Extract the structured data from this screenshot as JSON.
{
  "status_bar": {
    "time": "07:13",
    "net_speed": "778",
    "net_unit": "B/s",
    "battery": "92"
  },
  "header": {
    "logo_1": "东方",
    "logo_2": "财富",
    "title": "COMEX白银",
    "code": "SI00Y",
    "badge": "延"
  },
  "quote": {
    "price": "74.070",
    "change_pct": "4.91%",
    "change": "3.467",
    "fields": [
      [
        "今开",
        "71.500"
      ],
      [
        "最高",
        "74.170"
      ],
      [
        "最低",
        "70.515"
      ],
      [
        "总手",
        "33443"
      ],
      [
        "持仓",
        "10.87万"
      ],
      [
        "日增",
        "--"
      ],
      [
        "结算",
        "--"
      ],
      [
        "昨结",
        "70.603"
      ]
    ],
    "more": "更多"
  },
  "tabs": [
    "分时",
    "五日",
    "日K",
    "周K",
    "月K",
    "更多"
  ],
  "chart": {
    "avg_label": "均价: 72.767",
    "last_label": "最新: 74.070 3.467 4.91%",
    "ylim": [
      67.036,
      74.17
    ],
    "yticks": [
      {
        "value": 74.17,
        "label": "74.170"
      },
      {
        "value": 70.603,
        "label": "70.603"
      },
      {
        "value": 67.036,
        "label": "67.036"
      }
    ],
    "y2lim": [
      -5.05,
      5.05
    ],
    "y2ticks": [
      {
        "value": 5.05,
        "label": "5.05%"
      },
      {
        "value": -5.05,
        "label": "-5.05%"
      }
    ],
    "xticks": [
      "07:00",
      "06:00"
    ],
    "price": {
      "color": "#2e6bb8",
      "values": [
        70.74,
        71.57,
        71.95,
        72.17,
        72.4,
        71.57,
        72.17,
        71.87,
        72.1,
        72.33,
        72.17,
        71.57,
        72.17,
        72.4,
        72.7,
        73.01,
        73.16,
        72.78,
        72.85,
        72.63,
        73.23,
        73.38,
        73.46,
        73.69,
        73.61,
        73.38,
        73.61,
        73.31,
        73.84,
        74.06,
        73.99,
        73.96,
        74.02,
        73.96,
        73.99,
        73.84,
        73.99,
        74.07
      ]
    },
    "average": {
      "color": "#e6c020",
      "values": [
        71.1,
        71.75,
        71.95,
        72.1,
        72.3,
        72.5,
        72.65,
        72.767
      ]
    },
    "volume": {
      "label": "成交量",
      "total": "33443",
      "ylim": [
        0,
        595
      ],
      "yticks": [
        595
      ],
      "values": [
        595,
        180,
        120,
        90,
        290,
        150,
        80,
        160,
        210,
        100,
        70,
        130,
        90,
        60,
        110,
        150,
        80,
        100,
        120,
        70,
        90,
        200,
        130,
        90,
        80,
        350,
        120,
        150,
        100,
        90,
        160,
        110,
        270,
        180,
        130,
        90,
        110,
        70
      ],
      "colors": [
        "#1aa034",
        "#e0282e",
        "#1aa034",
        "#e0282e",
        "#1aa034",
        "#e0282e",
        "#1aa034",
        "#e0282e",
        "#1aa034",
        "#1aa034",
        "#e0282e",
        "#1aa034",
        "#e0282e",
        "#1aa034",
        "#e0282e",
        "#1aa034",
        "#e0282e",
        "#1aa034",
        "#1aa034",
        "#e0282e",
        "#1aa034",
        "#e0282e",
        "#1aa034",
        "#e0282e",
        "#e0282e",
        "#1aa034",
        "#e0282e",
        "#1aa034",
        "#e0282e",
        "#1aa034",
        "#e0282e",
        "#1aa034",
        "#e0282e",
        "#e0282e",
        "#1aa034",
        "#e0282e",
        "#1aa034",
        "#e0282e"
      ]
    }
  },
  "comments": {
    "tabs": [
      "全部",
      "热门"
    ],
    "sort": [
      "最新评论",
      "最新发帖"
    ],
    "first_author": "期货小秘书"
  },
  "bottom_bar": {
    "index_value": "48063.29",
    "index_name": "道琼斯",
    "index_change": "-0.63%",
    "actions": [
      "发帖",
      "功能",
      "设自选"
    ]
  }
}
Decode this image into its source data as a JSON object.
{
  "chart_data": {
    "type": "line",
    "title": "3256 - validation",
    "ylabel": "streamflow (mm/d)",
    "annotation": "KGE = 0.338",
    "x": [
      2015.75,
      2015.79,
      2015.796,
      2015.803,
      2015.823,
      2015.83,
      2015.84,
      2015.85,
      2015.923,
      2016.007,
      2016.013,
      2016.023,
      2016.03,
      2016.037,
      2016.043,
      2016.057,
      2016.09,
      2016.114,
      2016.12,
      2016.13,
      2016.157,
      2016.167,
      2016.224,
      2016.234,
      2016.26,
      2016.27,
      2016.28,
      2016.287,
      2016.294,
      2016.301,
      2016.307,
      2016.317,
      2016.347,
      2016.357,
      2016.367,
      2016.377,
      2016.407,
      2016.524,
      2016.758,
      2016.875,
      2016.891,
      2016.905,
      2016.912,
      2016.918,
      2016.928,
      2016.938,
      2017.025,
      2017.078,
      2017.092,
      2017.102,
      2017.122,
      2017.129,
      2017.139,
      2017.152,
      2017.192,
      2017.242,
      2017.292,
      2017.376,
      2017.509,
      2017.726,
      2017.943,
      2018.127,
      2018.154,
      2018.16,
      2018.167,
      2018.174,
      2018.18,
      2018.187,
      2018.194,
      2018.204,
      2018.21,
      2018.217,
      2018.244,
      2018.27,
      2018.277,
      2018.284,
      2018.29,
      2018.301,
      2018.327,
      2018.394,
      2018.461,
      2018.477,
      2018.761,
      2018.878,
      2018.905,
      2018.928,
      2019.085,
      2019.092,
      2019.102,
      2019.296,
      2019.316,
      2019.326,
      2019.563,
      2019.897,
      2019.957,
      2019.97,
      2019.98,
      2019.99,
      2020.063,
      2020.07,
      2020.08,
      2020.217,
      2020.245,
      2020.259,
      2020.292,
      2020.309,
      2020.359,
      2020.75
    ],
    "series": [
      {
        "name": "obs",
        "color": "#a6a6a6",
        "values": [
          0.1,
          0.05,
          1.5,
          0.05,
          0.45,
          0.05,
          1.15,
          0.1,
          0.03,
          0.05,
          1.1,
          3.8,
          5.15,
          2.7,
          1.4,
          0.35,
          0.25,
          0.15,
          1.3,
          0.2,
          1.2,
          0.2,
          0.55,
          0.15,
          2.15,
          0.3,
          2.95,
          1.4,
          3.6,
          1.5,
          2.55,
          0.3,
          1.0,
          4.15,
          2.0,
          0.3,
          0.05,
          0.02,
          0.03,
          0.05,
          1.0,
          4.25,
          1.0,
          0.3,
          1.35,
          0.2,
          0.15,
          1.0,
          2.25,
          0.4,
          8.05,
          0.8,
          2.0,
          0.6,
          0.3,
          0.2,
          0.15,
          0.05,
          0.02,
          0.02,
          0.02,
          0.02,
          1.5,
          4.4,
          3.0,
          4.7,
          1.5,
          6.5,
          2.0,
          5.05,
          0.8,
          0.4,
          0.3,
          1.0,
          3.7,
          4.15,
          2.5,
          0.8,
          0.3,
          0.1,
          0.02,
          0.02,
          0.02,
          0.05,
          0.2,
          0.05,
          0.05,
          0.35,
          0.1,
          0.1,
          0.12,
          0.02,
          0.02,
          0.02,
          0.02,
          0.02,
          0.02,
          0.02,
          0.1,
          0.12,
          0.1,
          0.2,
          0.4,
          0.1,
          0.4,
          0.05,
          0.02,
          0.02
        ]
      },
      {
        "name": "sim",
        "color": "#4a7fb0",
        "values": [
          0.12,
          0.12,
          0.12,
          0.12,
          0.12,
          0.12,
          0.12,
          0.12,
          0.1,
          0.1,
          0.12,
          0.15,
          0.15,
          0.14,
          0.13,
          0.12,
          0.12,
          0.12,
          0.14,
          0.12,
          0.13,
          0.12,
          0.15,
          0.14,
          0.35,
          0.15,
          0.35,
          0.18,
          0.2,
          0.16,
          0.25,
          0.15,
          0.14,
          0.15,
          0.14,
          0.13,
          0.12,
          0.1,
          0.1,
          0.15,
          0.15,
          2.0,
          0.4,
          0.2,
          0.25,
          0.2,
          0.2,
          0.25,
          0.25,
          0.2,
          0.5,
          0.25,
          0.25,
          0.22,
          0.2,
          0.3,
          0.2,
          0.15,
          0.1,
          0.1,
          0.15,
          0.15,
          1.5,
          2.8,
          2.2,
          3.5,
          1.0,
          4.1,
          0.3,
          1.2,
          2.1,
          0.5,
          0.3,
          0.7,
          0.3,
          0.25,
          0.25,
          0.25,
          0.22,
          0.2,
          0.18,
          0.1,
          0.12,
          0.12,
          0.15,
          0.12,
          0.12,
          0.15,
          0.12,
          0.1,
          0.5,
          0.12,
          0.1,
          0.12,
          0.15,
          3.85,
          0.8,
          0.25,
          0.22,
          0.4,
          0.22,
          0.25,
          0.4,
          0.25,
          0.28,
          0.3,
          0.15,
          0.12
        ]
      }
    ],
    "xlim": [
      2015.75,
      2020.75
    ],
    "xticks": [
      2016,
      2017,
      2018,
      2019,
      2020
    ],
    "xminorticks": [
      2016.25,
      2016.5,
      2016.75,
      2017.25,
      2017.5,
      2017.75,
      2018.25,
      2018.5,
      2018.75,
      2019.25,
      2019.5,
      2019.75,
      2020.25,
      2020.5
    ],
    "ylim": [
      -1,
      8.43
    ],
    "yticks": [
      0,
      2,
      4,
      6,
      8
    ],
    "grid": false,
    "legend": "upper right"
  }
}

> _The problem_
Gather each line in these records that contains the string "JSON".

> _Answer for this exercise_
Extract the structured data from this screenshot as JSON.
Decode this image into its source data as a JSON object.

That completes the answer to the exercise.